§ **List of tasks**
1) Answer these questions from the tablet passage:
(a) What did many users need in order to work efficiently?
(b) Why was the iPad an impractical choice?
(c) What laptops are being distributed to legislators for the 2013 session?
2) Based on the tablet passage, decide whether each statement is true, and quote the words that settle it:
(a) The legislative application lost functionality on Android.
(b) The Samsung Windows 8 tablet tested poorly.
(c) Wireless access is reliable throughout the Capitol.
3) Extend the tablet passage, picking up right after its final sentence.

§ **Text passage**
▽

Our experience has been that some users love the light weight and mobility of the tablet, especially when they are viewing documents and email or browsing the Internet. Handwriting recognition has been difficult for some users to implement well, and many users needed a full-size keyboard to work efficiently. Carrying a portable keyboard negates the mobility benefits of the tablet for most of our users. We also have some areas of the Capitol where wireless access is sketchy; users need an Ethernet connection in these spaces. Our Apple sales representative was unable to locate an Ethernet adapter for the iPad, making this an impractical choice for us. We also experienced loss of functionality within our legislative application on Android applications, although the application tested well on Windows and iOS devices. Most recently, we tested the Samsung Windows 8 tablet and found the familiarity of Windows file structure appealing. Based on user experience, we are distributing Dell XPS13 Ultrabook laptops to our legislators for the 2013 session, even though the Samsung tested well in our environment.

△

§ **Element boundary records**
▽

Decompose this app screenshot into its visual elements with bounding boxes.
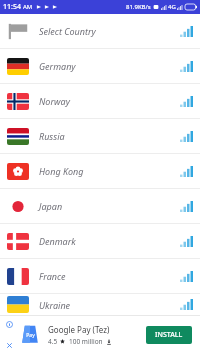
staticText: Denmark [39,235,76,247]
staticText: Japan [39,200,63,212]
button[interactable]: INSTALL [146,326,192,344]
staticText: 4.5 [48,337,58,346]
other: Close ad [6,342,13,349]
staticText: Google Pay (Tez) [48,324,110,335]
button[interactable]: Denmark [0,224,200,259]
staticText: INSTALL [155,330,183,340]
staticText: Norway [39,95,70,107]
button[interactable]: Ukraine [0,294,200,315]
staticText: Russia [39,130,65,142]
staticText: AM [23,3,33,11]
staticText: 4G [168,3,176,11]
staticText: Ukraine [39,299,71,311]
other: Ad info [6,321,13,328]
staticText: 100 million [69,337,103,346]
staticText: 11:54 [3,2,21,12]
staticText: France [39,270,66,282]
staticText: Select Country [39,25,96,37]
button[interactable]: France [0,259,200,294]
staticText: Germany [39,60,76,72]
button[interactable]: Japan [0,189,200,224]
button[interactable]: Select Country [0,14,200,49]
button[interactable]: Norway [0,84,200,119]
button[interactable]: Germany [0,49,200,84]
button[interactable]: Hong Kong [0,154,200,189]
staticText: Pay [26,332,35,339]
staticText: Hong Kong [39,165,84,177]
button[interactable]: Russia [0,119,200,154]
staticText: 81.9KB/s [126,3,151,11]
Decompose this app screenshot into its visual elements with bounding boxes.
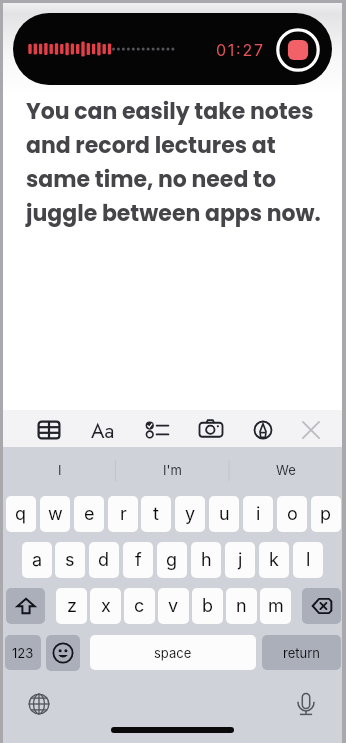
button[interactable]: e <box>74 496 104 532</box>
button[interactable]: I'm <box>116 450 229 490</box>
button[interactable]: g <box>157 542 187 578</box>
button[interactable]: x <box>90 588 121 624</box>
button[interactable]: Dictate <box>292 690 320 718</box>
button[interactable]: q <box>6 496 36 532</box>
staticText: q <box>15 503 27 525</box>
staticText: n <box>236 595 247 617</box>
staticText: a <box>32 549 43 571</box>
button[interactable]: f <box>123 542 153 578</box>
button[interactable]: Insert table <box>32 413 66 447</box>
staticText: k <box>269 549 279 571</box>
staticText: m <box>268 595 284 617</box>
button[interactable]: Shift <box>6 588 45 624</box>
staticText: w <box>48 503 63 525</box>
button[interactable]: Markup <box>246 413 280 447</box>
button[interactable]: Close <box>294 413 328 447</box>
button[interactable]: Text format <box>86 413 120 447</box>
button[interactable]: Switch keyboard <box>25 690 53 718</box>
staticText: We <box>276 462 296 478</box>
button[interactable]: w <box>40 496 70 532</box>
button[interactable]: We <box>229 450 342 490</box>
button[interactable]: Stop recording <box>275 27 321 73</box>
staticText: o <box>287 503 298 525</box>
button[interactable]: u <box>209 496 239 532</box>
button[interactable]: i <box>243 496 273 532</box>
button[interactable]: a <box>22 542 52 578</box>
staticText: h <box>201 549 212 571</box>
staticText: 01:27 <box>216 40 265 59</box>
button[interactable]: l <box>293 542 323 578</box>
button[interactable]: r <box>108 496 138 532</box>
button[interactable]: 01:27 <box>13 13 332 85</box>
button[interactable]: h <box>191 542 221 578</box>
staticText: r <box>120 503 127 525</box>
staticText: d <box>98 549 110 571</box>
staticText: c <box>134 595 145 617</box>
staticText: l <box>306 549 311 571</box>
staticText: s <box>65 549 75 571</box>
button[interactable]: space <box>90 635 256 670</box>
staticText: j <box>238 549 243 571</box>
button[interactable]: n <box>226 588 257 624</box>
staticText: Aa <box>91 416 115 445</box>
staticText: I <box>58 462 62 478</box>
staticText: p <box>320 503 332 525</box>
button[interactable]: Camera <box>194 413 228 447</box>
staticText: f <box>135 549 142 571</box>
staticText: x <box>101 595 111 617</box>
staticText: e <box>84 503 95 525</box>
button[interactable]: Checklist <box>140 413 174 447</box>
button[interactable]: I <box>3 450 116 490</box>
button[interactable]: b <box>192 588 223 624</box>
staticText: return <box>283 645 320 661</box>
button[interactable]: j <box>225 542 255 578</box>
button[interactable]: o <box>277 496 307 532</box>
button[interactable]: p <box>311 496 341 532</box>
button[interactable]: k <box>259 542 289 578</box>
button[interactable]: Delete <box>302 588 341 624</box>
staticText: y <box>185 503 196 525</box>
staticText: 123 <box>12 645 34 661</box>
staticText: t <box>153 503 159 525</box>
staticText: b <box>202 595 214 617</box>
button[interactable]: c <box>124 588 155 624</box>
staticText: You can easily take notes and record lec… <box>26 96 321 229</box>
button[interactable]: return <box>262 635 341 670</box>
staticText: v <box>168 595 179 617</box>
staticText: u <box>219 503 230 525</box>
staticText: I'm <box>163 462 182 478</box>
button[interactable]: s <box>55 542 85 578</box>
button[interactable]: z <box>56 588 87 624</box>
button[interactable]: v <box>158 588 189 624</box>
button[interactable]: m <box>260 588 291 624</box>
button[interactable]: 123 <box>5 635 41 670</box>
staticText: g <box>166 549 178 571</box>
button[interactable]: t <box>141 496 171 532</box>
button[interactable]: Emoji <box>46 635 80 671</box>
button[interactable]: y <box>175 496 205 532</box>
button[interactable]: d <box>89 542 119 578</box>
staticText: space <box>154 645 192 661</box>
staticText: i <box>256 503 261 525</box>
staticText: z <box>67 595 77 617</box>
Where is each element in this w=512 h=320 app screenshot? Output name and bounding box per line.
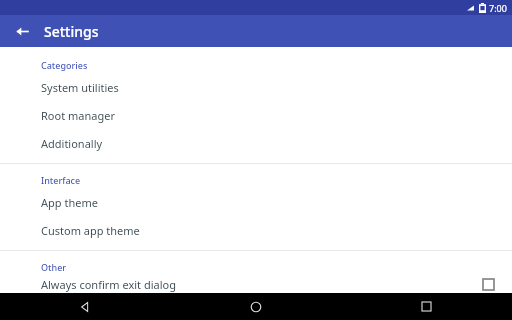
button[interactable]: Custom app theme	[0, 216, 512, 244]
button[interactable]: Always confirm exit dialog	[0, 275, 512, 293]
staticText: System utilities	[41, 80, 119, 95]
button[interactable]: Home	[170, 293, 341, 320]
staticText: Settings	[44, 22, 99, 41]
staticText: Categories	[41, 59, 88, 71]
staticText: App theme	[41, 195, 98, 210]
button[interactable]: System utilities	[0, 73, 512, 101]
staticText: Root manager	[41, 108, 115, 123]
staticText: Interface	[41, 174, 81, 186]
button[interactable]: Additionally	[0, 129, 512, 157]
button[interactable]: Root manager	[0, 101, 512, 129]
staticText: Always confirm exit dialog	[41, 277, 483, 292]
staticText: Additionally	[41, 136, 103, 151]
button[interactable]: Back	[10, 19, 34, 43]
staticText: Other	[41, 261, 67, 273]
button[interactable]: Back	[0, 293, 170, 320]
button[interactable]: Recent apps	[341, 293, 512, 320]
staticText: Custom app theme	[41, 223, 140, 238]
button[interactable]: App theme	[0, 188, 512, 216]
staticText: 7:00	[489, 2, 507, 14]
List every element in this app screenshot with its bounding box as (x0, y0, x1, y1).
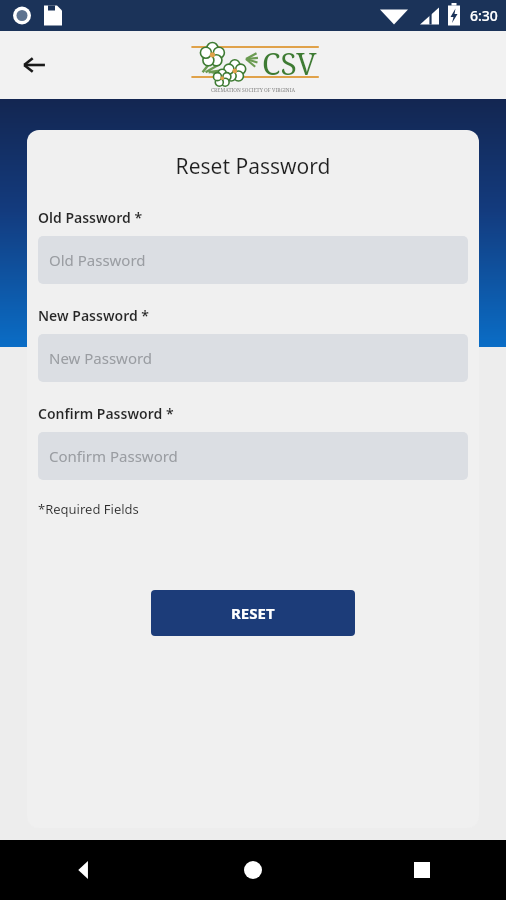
staticText: CSV (262, 43, 317, 84)
button[interactable]: Recent apps (337, 840, 506, 900)
staticText: 6:30 (470, 6, 498, 25)
staticText: New Password * (38, 306, 149, 325)
staticText: Old Password (49, 250, 146, 270)
staticText: *Required Fields (38, 500, 139, 518)
button[interactable]: Old Password (38, 236, 468, 284)
button[interactable]: Back (0, 840, 168, 900)
button[interactable]: Confirm Password (38, 432, 468, 480)
button[interactable]: Back (12, 43, 56, 87)
staticText: RESET (231, 603, 275, 623)
staticText: Confirm Password * (38, 404, 174, 423)
staticText: CREMATION SOCIETY OF VIRGINIA (211, 87, 295, 94)
staticText: Old Password * (38, 208, 143, 227)
staticText: New Password (49, 348, 153, 368)
staticText: Reset Password (38, 152, 468, 181)
button[interactable]: RESET (151, 590, 355, 636)
button[interactable]: New Password (38, 334, 468, 382)
staticText: Confirm Password (49, 446, 178, 466)
button[interactable]: Home (168, 840, 337, 900)
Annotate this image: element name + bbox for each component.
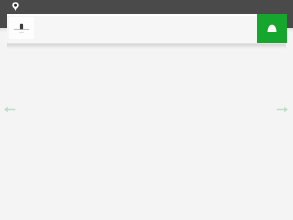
button[interactable]: Search xyxy=(257,14,287,43)
button[interactable]: Previous xyxy=(0,101,20,117)
button[interactable] xyxy=(9,17,34,39)
button[interactable]: Next xyxy=(273,101,293,117)
button[interactable]: Location xyxy=(12,2,19,12)
button[interactable] xyxy=(7,14,286,43)
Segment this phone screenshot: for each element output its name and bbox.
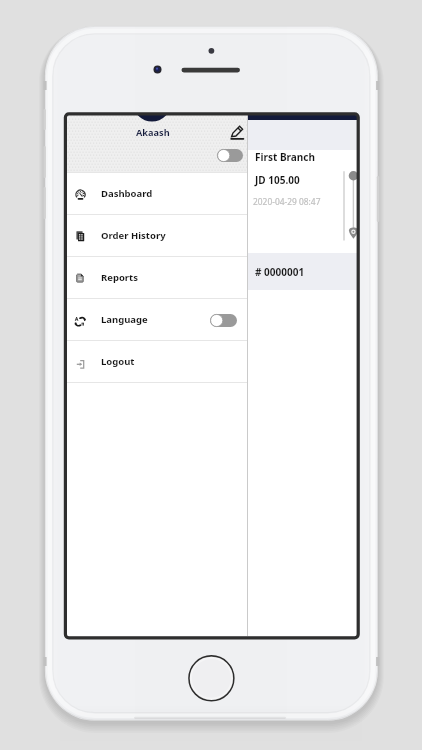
button[interactable]: Availability toggle: [217, 149, 243, 162]
staticText: JD 105.00: [255, 173, 300, 187]
staticText: Order History: [101, 229, 166, 242]
staticText: 2020-04-29 08:47: [253, 196, 321, 207]
button[interactable]: Logout: [67, 341, 247, 383]
staticText: Language: [101, 313, 148, 326]
staticText: Dashboard: [101, 187, 153, 200]
staticText: Akaash: [136, 126, 170, 139]
button[interactable]: # 0000001: [248, 253, 357, 290]
staticText: Reports: [101, 271, 138, 284]
staticText: Logout: [101, 355, 135, 368]
button[interactable]: Dashboard: [67, 173, 247, 215]
button[interactable]: Language: [67, 299, 247, 341]
button[interactable]: Order History: [67, 215, 247, 257]
staticText: First Branch: [255, 150, 315, 164]
staticText: # 0000001: [255, 265, 305, 279]
button[interactable]: Edit profile: [230, 125, 245, 140]
button[interactable]: Reports: [67, 257, 247, 299]
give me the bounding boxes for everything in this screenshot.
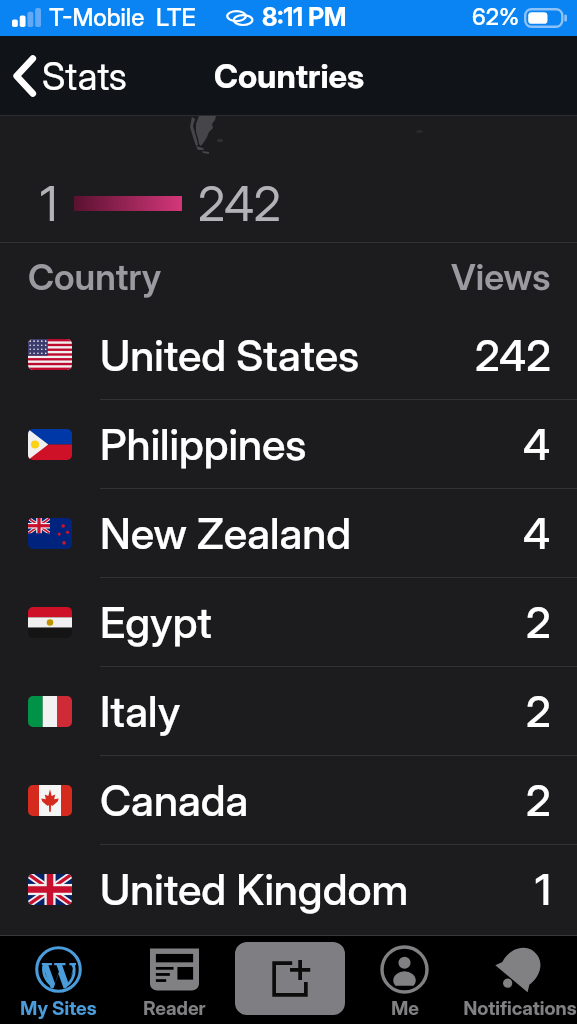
staticText: 4 — [523, 507, 551, 559]
staticText: Country — [28, 255, 162, 299]
staticText: Philippines — [100, 418, 307, 470]
staticText: 1 — [535, 863, 551, 915]
button[interactable]: United States — [0, 310, 577, 399]
staticText: My Sites — [20, 997, 97, 1020]
staticText: 4 — [523, 418, 551, 470]
staticText: Reader — [143, 997, 206, 1020]
staticText: Views — [451, 255, 551, 299]
staticText: 1 — [40, 174, 58, 232]
staticText: 2 — [526, 685, 551, 737]
staticText: 2 — [526, 596, 551, 648]
button[interactable]: Canada — [0, 756, 577, 844]
button[interactable]: Reader — [116, 936, 232, 1024]
staticText: T-Mobile — [49, 3, 145, 32]
button[interactable]: Notifications — [462, 936, 577, 1024]
button[interactable]: New post — [235, 942, 345, 1015]
staticText: Canada — [100, 774, 249, 826]
button[interactable]: New Zealand — [0, 489, 577, 577]
staticText: New Zealand — [100, 507, 352, 559]
button[interactable]: Philippines — [0, 400, 577, 488]
button[interactable]: My Sites — [0, 936, 116, 1024]
staticText: 8:11 PM — [262, 2, 347, 32]
button[interactable]: Stats — [0, 47, 139, 105]
button[interactable]: Me — [347, 936, 462, 1024]
button[interactable]: Egypt — [0, 578, 577, 666]
staticText: 242 — [475, 329, 551, 381]
staticText: United Kingdom — [100, 863, 409, 915]
staticText: 2 — [526, 774, 551, 826]
staticText: Egypt — [100, 596, 212, 648]
button[interactable]: United Kingdom — [0, 845, 577, 933]
staticText: Italy — [100, 685, 181, 737]
staticText: Me — [391, 997, 419, 1020]
button[interactable]: Italy — [0, 667, 577, 755]
staticText: United States — [100, 329, 360, 381]
staticText: Notifications — [463, 997, 577, 1020]
staticText: 62% — [472, 3, 520, 31]
staticText: LTE — [156, 3, 196, 32]
staticText: 242 — [198, 174, 281, 232]
staticText: Stats — [42, 53, 127, 99]
staticText: Countries — [214, 56, 365, 96]
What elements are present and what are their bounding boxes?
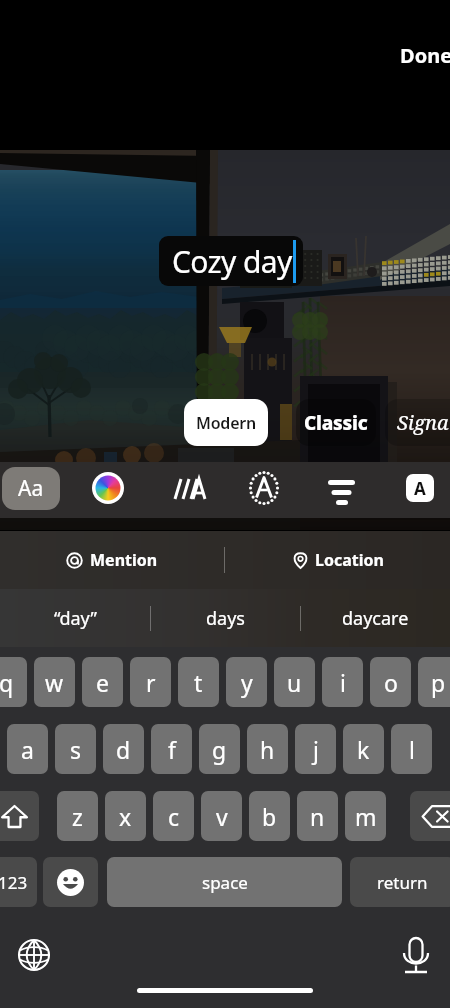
button[interactable]: y <box>226 657 267 707</box>
staticText: j <box>313 734 319 765</box>
button[interactable]: n <box>297 791 338 841</box>
button[interactable]: space <box>107 857 342 907</box>
button[interactable]: Numbers <box>0 857 37 907</box>
staticText: i <box>340 667 346 698</box>
staticText: b <box>262 801 277 832</box>
staticText: t <box>194 667 203 698</box>
button[interactable]: a <box>7 724 48 774</box>
button[interactable]: g <box>199 724 240 774</box>
staticText: x <box>119 801 132 832</box>
staticText: a <box>21 734 34 765</box>
button[interactable]: v <box>201 791 242 841</box>
staticText: m <box>355 801 377 832</box>
staticText: z <box>72 801 83 832</box>
button[interactable]: Text effects <box>247 471 281 505</box>
button[interactable]: q <box>0 657 27 707</box>
staticText: r <box>146 667 156 698</box>
button[interactable]: b <box>249 791 290 841</box>
button[interactable]: daycare <box>301 589 450 647</box>
button[interactable]: t <box>178 657 219 707</box>
staticText: Cozy day <box>172 241 292 282</box>
staticText: h <box>260 734 275 765</box>
staticText: k <box>357 734 370 765</box>
button[interactable]: x <box>105 791 146 841</box>
button[interactable]: f <box>151 724 192 774</box>
staticText: y <box>241 667 253 698</box>
staticText: u <box>287 667 302 698</box>
staticText: o <box>384 667 398 698</box>
button[interactable]: Done <box>392 38 450 73</box>
staticText: Done <box>400 42 450 69</box>
button[interactable]: p <box>418 657 450 707</box>
button[interactable]: d <box>103 724 144 774</box>
staticText: e <box>96 667 109 698</box>
button[interactable]: h <box>247 724 288 774</box>
staticText: daycare <box>342 606 409 631</box>
staticText: l <box>409 734 415 765</box>
button[interactable]: k <box>343 724 384 774</box>
staticText: 123 <box>0 871 28 894</box>
button[interactable]: r <box>130 657 171 707</box>
button[interactable]: Shift <box>0 791 39 841</box>
button[interactable]: Change keyboard <box>17 938 51 972</box>
staticText: w <box>45 667 64 698</box>
staticText: g <box>212 734 227 765</box>
button[interactable]: u <box>274 657 315 707</box>
button[interactable]: Signature <box>385 399 450 446</box>
staticText: Modern <box>196 412 257 434</box>
button[interactable]: Modern <box>184 399 268 446</box>
staticText: d <box>116 734 131 765</box>
staticText: Classic <box>304 410 368 436</box>
button[interactable]: Backspace <box>410 791 450 841</box>
button[interactable]: Text background <box>406 474 434 502</box>
button[interactable]: m <box>345 791 386 841</box>
button[interactable]: Dictation <box>400 936 432 976</box>
button[interactable]: Emoji <box>43 857 98 907</box>
staticText: c <box>168 801 180 832</box>
staticText: days <box>206 606 245 631</box>
button[interactable]: Location <box>225 531 450 589</box>
button[interactable]: Text colour <box>92 472 124 504</box>
button[interactable]: l <box>391 724 432 774</box>
staticText: A <box>414 477 426 500</box>
staticText: f <box>168 734 176 765</box>
button[interactable]: s <box>55 724 96 774</box>
button[interactable]: o <box>370 657 411 707</box>
staticText: n <box>310 801 325 832</box>
button[interactable]: e <box>82 657 123 707</box>
staticText: s <box>70 734 82 765</box>
button[interactable]: c <box>153 791 194 841</box>
staticText: p <box>431 667 446 698</box>
button[interactable]: return <box>350 857 450 907</box>
button[interactable]: Classic <box>296 399 376 446</box>
button[interactable]: “day” <box>0 589 150 647</box>
button[interactable]: z <box>57 791 98 841</box>
button[interactable]: i <box>322 657 363 707</box>
staticText: “day” <box>54 606 97 631</box>
button[interactable]: w <box>34 657 75 707</box>
staticText: Aa <box>18 474 44 503</box>
staticText: Location <box>315 549 384 571</box>
staticText: space <box>202 871 248 894</box>
button[interactable]: Text alignment <box>325 472 359 506</box>
button[interactable]: Cozy day <box>159 236 303 286</box>
staticText: v <box>216 801 228 832</box>
staticText: q <box>0 667 14 698</box>
button[interactable]: Aa <box>2 467 60 510</box>
staticText: Mention <box>90 549 158 571</box>
button[interactable]: Mention <box>0 531 224 589</box>
staticText: Signature <box>397 409 450 436</box>
button[interactable]: Animate text <box>170 472 204 506</box>
button[interactable]: j <box>295 724 336 774</box>
button[interactable]: days <box>151 589 300 647</box>
staticText: return <box>377 871 428 894</box>
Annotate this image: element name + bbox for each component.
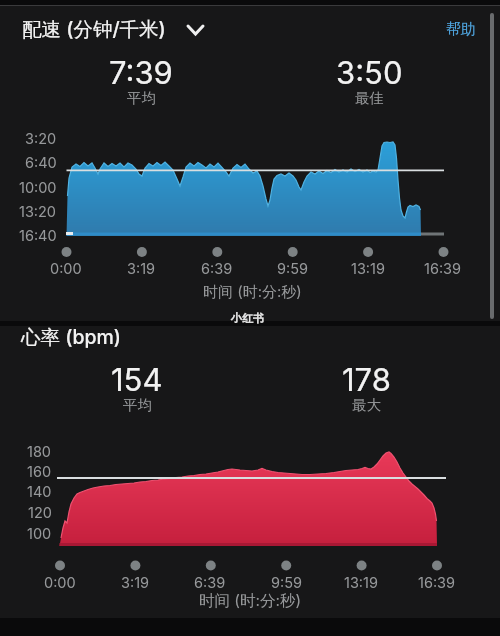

△

§ **The responses**
1)
(a) A full-size keyboard.
(b) The Apple sales representative was unable to locate an Ethernet adapter for it.
(c) Dell XPS13 Ultrabook laptops.

2)
(a) Yes: "We also experienced loss of functionality within our legislative application on Android applications"
(b) No: "even though the Samsung tested well in our environment"
(c) No: "We also have some areas of the Capitol where wireless access is sketchy"

3)
 
The Legislature purchased the tablets for the pilot projects and the Dell XPS13 Ultrabooks that will be used in 2013. Our Service Desk staff also support legislators’ private devices to the best of their ability, as long as the support doesn’t delay or interfere with legislative work. During the 2012 session, we supported 260 personal devices. Service Desk staff are trained on the state-issued devices and rely on manufacturer websites for much of the support of personally owned devices.
 --Terri Clark

NORTH CAROLINA
What are you using iPads for?   

Nothing at this point, although we did pilot them with the IT committee.
How many are in use (all legislators, pilot groups, etc.) and what percentage of your total users does that represent?
Non-NCGA tablets are in use.
Did you purchase them or have the members buy their own?
We purchased the tablets for our pilot.
Any fallout for going to them? Do the members like them?
There was no fallout; members liked using them.
What was the biggest challenge?
Distribution and adding “apps” to them.
Did you obtain training for a programmer to write an iPad app? Or training for other support staff?
No training was necessary. We are fortunate to have an Apple developer in our shop.
Do you support other tablets or just iPads?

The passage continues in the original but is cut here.